Set exercise:
Using the records below, locate all lines containing "screenshot" and return them.

Data shown:
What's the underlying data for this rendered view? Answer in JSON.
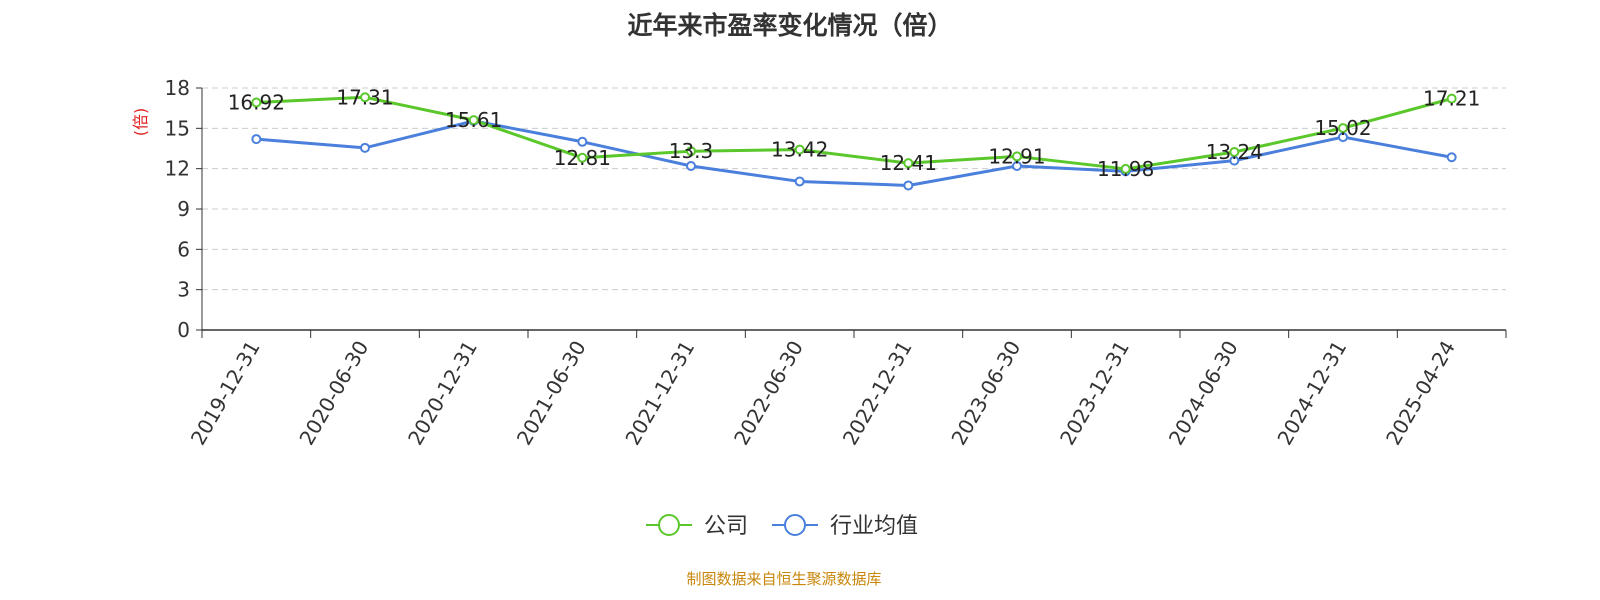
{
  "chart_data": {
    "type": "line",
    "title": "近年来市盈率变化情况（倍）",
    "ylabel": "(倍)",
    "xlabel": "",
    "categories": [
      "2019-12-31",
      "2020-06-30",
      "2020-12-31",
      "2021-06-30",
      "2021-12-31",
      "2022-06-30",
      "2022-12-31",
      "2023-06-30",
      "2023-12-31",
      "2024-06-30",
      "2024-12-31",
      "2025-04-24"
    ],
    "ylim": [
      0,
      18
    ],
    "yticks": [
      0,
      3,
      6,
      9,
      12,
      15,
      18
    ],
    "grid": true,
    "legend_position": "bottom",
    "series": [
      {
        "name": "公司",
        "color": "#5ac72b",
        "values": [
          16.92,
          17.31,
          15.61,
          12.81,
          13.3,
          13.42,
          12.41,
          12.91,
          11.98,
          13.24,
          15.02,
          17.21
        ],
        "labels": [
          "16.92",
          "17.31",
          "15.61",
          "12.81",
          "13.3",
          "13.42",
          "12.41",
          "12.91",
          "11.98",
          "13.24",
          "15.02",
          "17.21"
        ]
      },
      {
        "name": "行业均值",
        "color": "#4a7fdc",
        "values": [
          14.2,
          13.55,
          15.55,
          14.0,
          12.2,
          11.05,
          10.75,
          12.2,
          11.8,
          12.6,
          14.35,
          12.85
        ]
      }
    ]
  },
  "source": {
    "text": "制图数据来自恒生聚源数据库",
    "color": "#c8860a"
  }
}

==

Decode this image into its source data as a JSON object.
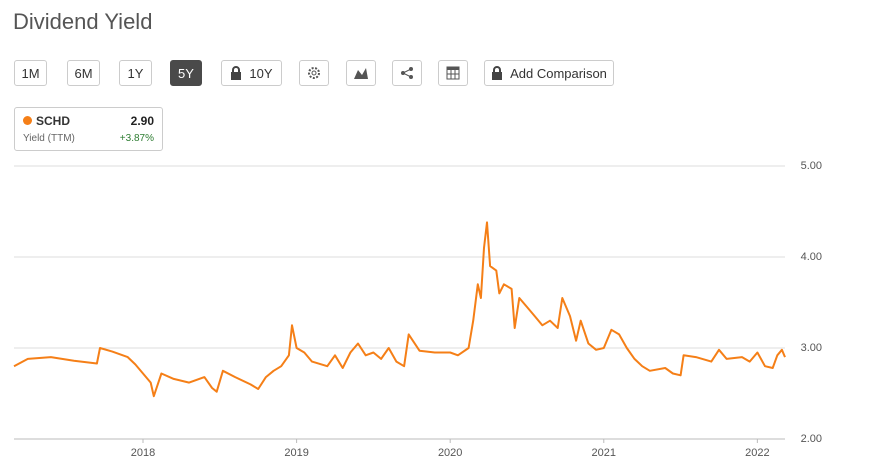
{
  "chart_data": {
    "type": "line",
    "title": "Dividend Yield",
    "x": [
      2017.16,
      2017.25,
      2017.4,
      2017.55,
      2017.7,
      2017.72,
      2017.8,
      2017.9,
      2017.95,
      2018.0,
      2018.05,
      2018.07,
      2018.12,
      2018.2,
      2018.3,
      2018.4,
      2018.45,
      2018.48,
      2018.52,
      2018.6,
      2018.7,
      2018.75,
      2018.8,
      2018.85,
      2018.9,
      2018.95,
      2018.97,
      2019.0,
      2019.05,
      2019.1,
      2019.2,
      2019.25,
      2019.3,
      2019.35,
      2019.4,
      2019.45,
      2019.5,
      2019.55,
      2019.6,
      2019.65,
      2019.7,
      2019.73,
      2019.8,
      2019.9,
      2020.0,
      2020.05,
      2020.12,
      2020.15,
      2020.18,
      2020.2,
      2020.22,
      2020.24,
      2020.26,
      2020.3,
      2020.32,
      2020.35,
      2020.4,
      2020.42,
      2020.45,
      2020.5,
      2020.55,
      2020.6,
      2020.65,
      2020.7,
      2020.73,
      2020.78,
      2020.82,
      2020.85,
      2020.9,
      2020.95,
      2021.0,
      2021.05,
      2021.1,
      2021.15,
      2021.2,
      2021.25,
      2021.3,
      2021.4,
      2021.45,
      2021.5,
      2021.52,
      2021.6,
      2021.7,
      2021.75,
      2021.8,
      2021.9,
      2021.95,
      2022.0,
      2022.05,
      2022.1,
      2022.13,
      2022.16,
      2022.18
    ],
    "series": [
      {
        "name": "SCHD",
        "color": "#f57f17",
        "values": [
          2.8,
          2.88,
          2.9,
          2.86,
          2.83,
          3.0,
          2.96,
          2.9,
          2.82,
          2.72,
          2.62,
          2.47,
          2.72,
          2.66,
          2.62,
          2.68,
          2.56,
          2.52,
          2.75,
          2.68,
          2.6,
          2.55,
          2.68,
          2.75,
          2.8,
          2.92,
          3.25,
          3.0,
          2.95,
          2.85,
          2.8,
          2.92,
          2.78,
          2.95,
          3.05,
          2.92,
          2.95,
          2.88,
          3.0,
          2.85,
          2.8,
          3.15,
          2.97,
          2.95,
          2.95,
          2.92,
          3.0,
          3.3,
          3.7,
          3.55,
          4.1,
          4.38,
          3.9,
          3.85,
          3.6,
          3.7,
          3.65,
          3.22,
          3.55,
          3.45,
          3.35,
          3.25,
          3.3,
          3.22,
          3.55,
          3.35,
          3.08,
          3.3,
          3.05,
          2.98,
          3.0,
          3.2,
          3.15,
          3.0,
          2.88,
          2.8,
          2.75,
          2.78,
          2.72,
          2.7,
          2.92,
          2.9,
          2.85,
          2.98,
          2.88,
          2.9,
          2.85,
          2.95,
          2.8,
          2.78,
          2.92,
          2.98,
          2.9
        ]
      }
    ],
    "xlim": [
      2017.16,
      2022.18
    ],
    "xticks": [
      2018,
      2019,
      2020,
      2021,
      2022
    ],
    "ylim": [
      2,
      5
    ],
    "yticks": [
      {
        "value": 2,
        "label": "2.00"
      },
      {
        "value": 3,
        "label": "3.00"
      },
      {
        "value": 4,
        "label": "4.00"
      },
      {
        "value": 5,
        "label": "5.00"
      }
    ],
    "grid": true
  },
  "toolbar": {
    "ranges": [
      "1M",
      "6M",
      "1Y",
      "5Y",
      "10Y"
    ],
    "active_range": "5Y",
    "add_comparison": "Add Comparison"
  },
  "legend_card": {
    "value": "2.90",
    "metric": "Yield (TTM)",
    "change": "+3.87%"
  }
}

---

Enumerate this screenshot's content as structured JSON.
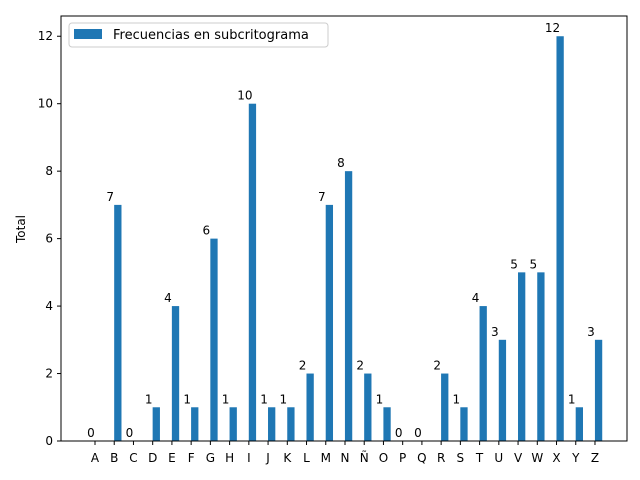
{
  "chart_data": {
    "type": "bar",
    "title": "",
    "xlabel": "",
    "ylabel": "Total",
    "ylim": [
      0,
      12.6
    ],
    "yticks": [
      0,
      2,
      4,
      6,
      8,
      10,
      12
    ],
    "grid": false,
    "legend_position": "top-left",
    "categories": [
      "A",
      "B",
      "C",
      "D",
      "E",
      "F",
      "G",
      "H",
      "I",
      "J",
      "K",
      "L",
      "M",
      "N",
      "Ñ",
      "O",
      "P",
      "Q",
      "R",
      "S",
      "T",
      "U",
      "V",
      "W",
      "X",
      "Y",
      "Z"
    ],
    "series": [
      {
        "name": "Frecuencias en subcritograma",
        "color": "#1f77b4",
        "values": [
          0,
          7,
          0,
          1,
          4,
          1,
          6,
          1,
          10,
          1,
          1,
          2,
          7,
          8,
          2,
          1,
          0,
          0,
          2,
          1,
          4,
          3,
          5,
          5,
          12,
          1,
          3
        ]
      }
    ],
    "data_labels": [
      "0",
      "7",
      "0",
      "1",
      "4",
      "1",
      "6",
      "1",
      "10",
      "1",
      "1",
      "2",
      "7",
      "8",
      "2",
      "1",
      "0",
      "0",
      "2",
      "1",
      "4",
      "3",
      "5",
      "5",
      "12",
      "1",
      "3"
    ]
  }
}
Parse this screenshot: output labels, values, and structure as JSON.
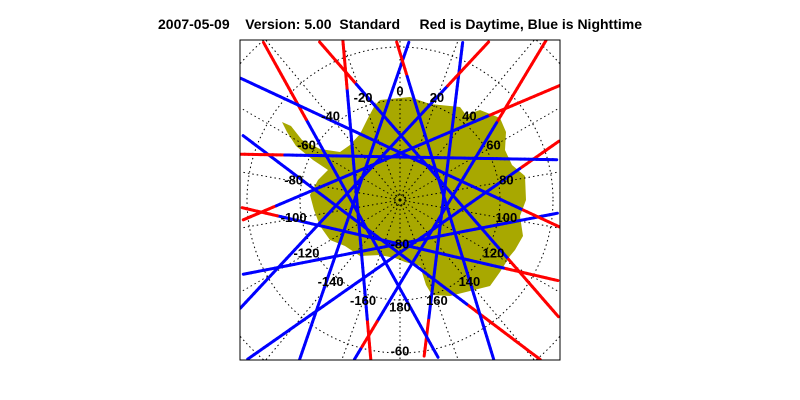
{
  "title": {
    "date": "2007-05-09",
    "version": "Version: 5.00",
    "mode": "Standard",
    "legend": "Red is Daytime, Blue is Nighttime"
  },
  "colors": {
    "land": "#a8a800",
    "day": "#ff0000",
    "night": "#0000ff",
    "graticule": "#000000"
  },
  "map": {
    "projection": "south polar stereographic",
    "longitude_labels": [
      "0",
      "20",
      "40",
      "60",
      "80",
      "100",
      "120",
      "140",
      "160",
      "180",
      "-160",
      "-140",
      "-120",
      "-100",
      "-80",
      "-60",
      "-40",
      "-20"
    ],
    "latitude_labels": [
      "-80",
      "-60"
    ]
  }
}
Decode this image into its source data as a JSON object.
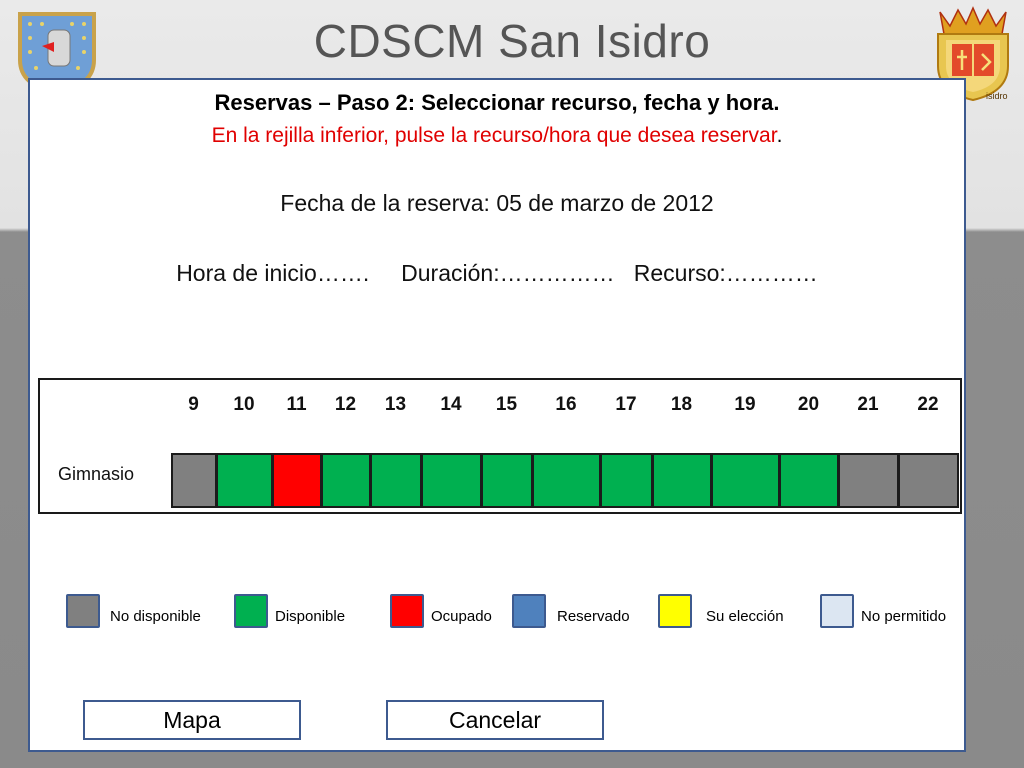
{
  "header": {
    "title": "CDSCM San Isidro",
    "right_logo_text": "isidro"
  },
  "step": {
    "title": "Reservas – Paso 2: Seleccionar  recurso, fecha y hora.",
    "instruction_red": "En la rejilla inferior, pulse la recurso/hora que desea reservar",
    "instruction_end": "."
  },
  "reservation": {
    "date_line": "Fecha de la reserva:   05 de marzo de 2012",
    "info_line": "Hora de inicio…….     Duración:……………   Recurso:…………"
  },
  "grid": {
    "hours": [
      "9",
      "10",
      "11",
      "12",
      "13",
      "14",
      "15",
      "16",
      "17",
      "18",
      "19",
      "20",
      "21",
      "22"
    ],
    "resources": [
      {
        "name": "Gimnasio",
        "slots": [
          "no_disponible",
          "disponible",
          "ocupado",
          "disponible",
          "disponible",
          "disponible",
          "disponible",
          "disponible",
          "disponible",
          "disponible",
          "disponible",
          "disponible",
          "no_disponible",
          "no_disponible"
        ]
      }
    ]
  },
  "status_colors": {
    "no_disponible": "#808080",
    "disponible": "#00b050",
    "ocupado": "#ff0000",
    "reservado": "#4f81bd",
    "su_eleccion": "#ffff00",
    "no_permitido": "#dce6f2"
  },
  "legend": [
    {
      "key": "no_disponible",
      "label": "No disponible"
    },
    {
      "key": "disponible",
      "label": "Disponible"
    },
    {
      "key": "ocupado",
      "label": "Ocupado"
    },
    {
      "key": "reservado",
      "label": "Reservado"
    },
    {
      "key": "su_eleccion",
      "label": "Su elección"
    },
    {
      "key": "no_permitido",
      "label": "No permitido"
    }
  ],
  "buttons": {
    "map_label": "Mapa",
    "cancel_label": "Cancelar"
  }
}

Solution to the exercise:
Enumerate this screenshot's content as structured JSON.
Parse this screenshot: output labels, values, and structure as JSON.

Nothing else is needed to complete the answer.